(Brief)
Return exactly the span of lines that opens with the line containing "What does this" and closes with the last line of the data, inclusive.

(Data excerpts)
[Begin]
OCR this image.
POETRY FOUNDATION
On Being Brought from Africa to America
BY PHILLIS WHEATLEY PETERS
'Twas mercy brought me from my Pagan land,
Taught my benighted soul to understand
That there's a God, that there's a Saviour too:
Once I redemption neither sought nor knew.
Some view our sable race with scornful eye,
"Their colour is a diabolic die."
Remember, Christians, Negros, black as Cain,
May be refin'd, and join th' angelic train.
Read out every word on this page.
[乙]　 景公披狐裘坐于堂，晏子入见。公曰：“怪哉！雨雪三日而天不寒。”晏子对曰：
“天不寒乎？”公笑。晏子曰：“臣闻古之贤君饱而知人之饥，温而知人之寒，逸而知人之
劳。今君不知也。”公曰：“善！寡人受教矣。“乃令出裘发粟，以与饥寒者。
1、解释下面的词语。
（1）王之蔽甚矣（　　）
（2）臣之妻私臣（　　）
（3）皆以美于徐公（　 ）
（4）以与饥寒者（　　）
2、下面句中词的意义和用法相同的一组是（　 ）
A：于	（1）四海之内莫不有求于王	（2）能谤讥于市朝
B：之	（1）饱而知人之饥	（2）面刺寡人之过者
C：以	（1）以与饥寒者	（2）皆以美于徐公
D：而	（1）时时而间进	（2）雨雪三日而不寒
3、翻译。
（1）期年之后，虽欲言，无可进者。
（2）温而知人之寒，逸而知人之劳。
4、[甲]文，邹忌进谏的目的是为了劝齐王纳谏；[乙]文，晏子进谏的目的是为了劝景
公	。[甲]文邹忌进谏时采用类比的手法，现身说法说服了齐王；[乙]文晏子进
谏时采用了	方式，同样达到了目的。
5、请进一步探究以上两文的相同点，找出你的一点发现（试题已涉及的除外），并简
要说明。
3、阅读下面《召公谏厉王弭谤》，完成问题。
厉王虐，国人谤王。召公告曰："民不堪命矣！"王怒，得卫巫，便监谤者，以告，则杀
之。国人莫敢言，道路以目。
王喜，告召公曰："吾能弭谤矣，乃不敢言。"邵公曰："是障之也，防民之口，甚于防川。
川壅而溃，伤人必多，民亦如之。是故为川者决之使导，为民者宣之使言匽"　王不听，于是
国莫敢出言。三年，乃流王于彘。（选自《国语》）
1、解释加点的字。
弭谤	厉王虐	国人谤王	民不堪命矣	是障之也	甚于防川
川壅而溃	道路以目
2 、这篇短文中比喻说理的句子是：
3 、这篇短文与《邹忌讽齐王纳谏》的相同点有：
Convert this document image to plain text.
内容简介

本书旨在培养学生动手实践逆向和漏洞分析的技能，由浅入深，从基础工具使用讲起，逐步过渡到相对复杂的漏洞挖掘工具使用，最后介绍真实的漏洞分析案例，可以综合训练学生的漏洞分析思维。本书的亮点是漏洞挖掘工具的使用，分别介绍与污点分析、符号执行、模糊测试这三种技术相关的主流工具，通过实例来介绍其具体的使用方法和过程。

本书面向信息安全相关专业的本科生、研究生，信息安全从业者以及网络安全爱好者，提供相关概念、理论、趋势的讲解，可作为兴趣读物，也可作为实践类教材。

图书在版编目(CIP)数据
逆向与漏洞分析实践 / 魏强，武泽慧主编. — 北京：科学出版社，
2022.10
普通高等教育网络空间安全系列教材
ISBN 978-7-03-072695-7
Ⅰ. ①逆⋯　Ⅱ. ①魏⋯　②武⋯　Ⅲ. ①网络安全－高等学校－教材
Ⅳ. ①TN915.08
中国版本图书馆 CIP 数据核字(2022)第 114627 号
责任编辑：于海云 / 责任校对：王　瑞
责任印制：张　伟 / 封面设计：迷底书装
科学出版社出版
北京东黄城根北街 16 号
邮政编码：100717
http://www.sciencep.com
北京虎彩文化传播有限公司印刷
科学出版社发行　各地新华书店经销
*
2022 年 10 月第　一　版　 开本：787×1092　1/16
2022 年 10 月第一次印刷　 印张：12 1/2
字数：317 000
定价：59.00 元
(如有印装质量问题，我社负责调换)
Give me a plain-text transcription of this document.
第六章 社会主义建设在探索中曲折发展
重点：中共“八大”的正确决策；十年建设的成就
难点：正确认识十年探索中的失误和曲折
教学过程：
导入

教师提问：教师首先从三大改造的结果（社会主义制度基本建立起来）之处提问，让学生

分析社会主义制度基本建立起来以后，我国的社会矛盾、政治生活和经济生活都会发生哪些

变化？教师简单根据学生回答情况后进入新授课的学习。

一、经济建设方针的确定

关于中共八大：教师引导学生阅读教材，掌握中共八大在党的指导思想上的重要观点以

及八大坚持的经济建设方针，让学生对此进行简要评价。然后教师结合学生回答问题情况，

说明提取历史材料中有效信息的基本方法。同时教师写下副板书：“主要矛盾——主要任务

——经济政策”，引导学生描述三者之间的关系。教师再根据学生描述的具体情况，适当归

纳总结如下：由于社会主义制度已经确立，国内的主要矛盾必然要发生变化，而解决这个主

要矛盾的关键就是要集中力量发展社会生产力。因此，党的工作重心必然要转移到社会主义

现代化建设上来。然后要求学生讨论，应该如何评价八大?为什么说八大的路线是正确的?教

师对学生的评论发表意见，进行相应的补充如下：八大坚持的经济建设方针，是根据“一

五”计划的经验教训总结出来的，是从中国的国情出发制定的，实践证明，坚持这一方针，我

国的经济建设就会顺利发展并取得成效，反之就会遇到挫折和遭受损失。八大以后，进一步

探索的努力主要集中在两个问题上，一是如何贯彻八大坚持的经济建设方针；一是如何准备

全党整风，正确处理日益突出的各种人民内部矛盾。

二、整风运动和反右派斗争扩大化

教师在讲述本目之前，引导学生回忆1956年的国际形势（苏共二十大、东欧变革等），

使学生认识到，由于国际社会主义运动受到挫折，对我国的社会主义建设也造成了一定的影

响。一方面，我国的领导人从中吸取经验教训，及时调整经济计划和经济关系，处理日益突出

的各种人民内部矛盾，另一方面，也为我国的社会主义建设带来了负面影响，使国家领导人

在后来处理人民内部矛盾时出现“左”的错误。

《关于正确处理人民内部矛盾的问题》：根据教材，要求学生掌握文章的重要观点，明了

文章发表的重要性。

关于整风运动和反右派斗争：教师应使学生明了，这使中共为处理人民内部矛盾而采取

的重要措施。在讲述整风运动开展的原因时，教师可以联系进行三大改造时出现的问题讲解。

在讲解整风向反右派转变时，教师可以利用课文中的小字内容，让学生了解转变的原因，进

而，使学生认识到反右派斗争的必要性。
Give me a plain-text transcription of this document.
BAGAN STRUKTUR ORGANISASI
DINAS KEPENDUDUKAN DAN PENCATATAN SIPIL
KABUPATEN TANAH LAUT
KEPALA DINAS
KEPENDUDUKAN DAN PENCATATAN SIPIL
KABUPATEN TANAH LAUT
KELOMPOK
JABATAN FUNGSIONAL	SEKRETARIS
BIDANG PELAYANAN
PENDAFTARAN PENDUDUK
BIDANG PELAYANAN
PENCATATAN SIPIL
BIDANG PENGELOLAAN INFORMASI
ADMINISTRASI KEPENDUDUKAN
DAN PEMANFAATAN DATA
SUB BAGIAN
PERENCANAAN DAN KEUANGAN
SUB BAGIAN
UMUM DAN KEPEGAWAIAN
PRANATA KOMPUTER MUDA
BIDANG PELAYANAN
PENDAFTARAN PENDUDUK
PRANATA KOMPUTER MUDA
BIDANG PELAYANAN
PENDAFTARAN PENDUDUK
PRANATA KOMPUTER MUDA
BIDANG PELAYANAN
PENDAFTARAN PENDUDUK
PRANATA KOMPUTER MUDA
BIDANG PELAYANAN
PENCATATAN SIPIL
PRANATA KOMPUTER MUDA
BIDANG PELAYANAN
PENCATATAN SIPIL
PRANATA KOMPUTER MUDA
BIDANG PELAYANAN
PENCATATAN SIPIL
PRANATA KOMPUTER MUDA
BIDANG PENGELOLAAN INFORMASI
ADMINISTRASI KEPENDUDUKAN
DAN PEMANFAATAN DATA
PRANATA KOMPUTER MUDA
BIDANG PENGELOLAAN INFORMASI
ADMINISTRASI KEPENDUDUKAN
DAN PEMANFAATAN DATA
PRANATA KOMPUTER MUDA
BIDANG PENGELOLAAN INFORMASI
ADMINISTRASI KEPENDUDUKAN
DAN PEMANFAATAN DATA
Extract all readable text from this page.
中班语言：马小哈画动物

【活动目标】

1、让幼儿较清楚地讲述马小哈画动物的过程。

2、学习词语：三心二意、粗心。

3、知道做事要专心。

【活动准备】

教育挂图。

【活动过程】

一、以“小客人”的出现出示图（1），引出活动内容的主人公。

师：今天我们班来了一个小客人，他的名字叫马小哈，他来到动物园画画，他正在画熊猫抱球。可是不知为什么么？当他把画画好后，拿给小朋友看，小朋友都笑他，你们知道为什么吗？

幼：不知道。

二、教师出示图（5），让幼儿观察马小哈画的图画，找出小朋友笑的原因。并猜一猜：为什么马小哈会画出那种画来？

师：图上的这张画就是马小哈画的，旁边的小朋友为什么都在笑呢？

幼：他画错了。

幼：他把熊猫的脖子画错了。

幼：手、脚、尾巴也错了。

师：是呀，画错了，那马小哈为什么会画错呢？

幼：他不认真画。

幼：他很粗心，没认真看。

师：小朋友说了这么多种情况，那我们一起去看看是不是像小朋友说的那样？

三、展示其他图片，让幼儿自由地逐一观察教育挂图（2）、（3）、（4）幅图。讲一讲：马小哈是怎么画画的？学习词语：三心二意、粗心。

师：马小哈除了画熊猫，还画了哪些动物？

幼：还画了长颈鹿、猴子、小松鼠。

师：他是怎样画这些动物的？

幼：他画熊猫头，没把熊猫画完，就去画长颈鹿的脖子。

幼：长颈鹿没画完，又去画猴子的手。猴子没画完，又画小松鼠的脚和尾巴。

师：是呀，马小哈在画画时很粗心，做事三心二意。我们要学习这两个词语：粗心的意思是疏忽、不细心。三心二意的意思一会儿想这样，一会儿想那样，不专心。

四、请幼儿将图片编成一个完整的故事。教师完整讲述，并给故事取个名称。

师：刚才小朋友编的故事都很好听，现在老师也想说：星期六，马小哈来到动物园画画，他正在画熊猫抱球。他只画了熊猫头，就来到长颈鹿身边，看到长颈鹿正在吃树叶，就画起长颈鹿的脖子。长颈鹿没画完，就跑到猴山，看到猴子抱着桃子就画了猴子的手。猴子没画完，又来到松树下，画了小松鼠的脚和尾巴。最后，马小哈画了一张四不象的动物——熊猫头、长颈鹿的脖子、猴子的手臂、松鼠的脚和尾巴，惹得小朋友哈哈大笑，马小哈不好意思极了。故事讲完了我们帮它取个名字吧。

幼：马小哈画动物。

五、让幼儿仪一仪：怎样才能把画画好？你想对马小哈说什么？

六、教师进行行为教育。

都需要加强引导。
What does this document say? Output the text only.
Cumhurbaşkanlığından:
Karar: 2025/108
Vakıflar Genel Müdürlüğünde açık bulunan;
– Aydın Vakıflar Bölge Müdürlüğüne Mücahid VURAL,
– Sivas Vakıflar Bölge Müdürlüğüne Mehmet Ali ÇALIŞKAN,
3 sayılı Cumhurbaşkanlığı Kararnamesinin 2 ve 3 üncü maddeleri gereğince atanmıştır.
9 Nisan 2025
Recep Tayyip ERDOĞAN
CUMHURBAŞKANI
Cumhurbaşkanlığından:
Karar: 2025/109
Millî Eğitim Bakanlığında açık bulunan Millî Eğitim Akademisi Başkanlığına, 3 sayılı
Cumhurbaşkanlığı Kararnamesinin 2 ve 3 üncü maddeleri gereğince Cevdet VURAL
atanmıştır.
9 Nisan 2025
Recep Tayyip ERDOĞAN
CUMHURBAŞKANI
[End]
(Completed task)
What does this document say? Output the text only.
Cumhurbaşkanlığından:
Karar: 2025/108
Vakıflar Genel Müdürlüğünde açık bulunan;
– Aydın Vakıflar Bölge Müdürlüğüne Mücahid VURAL,
– Sivas Vakıflar Bölge Müdürlüğüne Mehmet Ali ÇALIŞKAN,
3 sayılı Cumhurbaşkanlığı Kararnamesinin 2 ve 3 üncü maddeleri gereğince atanmıştır.
9 Nisan 2025
Recep Tayyip ERDOĞAN
CUMHURBAŞKANI
Cumhurbaşkanlığından:
Karar: 2025/109
Millî Eğitim Bakanlığında açık bulunan Millî Eğitim Akademisi Başkanlığına, 3 sayılı
Cumhurbaşkanlığı Kararnamesinin 2 ve 3 üncü maddeleri gereğince Cevdet VURAL
atanmıştır.
9 Nisan 2025
Recep Tayyip ERDOĞAN
CUMHURBAŞKANI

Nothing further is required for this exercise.